▸ **TASK BRIEF**
What follows is a listing; give it again exactly, in its entirety.

-- RECORDS TO USE start --

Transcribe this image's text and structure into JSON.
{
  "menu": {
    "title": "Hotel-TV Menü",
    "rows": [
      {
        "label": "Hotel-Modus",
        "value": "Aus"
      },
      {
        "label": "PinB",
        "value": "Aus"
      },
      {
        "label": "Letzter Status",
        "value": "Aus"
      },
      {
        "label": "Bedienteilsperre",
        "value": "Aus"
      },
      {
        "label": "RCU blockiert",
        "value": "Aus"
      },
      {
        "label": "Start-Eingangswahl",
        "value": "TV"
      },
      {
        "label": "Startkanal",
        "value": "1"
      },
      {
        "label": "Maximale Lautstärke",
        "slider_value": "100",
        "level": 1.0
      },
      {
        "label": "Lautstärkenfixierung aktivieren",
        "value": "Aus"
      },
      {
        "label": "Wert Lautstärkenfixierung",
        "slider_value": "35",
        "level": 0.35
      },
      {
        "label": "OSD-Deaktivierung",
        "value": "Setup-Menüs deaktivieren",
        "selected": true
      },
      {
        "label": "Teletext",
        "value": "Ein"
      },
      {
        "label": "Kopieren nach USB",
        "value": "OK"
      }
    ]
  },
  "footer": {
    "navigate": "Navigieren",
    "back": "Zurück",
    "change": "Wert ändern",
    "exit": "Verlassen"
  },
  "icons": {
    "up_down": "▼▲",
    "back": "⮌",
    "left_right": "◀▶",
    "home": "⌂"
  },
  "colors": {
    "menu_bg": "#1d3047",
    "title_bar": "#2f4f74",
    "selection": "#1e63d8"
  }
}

-- RECORDS TO USE end --

▸ **OUTPUT BELOW**
Transcribe this image's text and structure into JSON.
{
  "menu": {
    "title": "Hotel-TV Menü",
    "rows": [
      {
        "label": "Hotel-Modus",
        "value": "Aus"
      },
      {
        "label": "PinB",
        "value": "Aus"
      },
      {
        "label": "Letzter Status",
        "value": "Aus"
      },
      {
        "label": "Bedienteilsperre",
        "value": "Aus"
      },
      {
        "label": "RCU blockiert",
        "value": "Aus"
      },
      {
        "label": "Start-Eingangswahl",
        "value": "TV"
      },
      {
        "label": "Startkanal",
        "value": "1"
      },
      {
        "label": "Maximale Lautstärke",
        "slider_value": "100",
        "level": 1.0
      },
      {
        "label": "Lautstärkenfixierung aktivieren",
        "value": "Aus"
      },
      {
        "label": "Wert Lautstärkenfixierung",
        "slider_value": "35",
        "level": 0.35
      },
      {
        "label": "OSD-Deaktivierung",
        "value": "Setup-Menüs deaktivieren",
        "selected": true
      },
      {
        "label": "Teletext",
        "value": "Ein"
      },
      {
        "label": "Kopieren nach USB",
        "value": "OK"
      }
    ]
  },
  "footer": {
    "navigate": "Navigieren",
    "back": "Zurück",
    "change": "Wert ändern",
    "exit": "Verlassen"
  },
  "icons": {
    "up_down": "▼▲",
    "back": "⮌",
    "left_right": "◀▶",
    "home": "⌂"
  },
  "colors": {
    "menu_bg": "#1d3047",
    "title_bar": "#2f4f74",
    "selection": "#1e63d8"
  }
}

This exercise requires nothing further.